■ Job ■
In the listing below, find every line containing "своею" and copy it out.

■ Data for the task ■
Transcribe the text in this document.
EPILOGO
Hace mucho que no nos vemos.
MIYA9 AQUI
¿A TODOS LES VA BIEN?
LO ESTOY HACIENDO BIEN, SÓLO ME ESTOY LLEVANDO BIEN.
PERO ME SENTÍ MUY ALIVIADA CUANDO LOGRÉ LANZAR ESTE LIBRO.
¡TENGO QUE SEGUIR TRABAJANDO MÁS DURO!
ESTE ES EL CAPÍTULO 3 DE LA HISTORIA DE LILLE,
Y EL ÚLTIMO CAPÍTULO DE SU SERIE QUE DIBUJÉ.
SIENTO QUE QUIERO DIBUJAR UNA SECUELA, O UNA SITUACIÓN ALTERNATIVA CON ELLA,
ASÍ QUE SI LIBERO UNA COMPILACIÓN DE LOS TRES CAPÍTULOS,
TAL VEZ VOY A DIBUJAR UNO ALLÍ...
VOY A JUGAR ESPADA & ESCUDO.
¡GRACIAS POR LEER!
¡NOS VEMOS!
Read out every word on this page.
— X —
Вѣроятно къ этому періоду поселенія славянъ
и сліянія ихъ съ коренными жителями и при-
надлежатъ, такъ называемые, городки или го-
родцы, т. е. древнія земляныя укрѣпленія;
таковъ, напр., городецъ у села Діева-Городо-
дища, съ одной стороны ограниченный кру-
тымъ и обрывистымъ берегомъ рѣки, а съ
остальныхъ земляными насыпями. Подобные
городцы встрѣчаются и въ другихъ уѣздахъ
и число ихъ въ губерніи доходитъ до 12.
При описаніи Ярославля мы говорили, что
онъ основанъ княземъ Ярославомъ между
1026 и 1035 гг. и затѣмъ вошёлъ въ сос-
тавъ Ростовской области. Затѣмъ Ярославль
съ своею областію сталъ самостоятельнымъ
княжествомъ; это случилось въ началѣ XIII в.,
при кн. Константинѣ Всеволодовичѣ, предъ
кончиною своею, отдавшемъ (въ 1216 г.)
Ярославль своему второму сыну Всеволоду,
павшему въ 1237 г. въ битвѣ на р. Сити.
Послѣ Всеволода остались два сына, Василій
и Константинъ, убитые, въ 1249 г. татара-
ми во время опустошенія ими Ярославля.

■ Exercise result ■
съ своею областію сталъ самостоятельнымъ
кончиною своею, отдавшемъ (въ 1216 г.)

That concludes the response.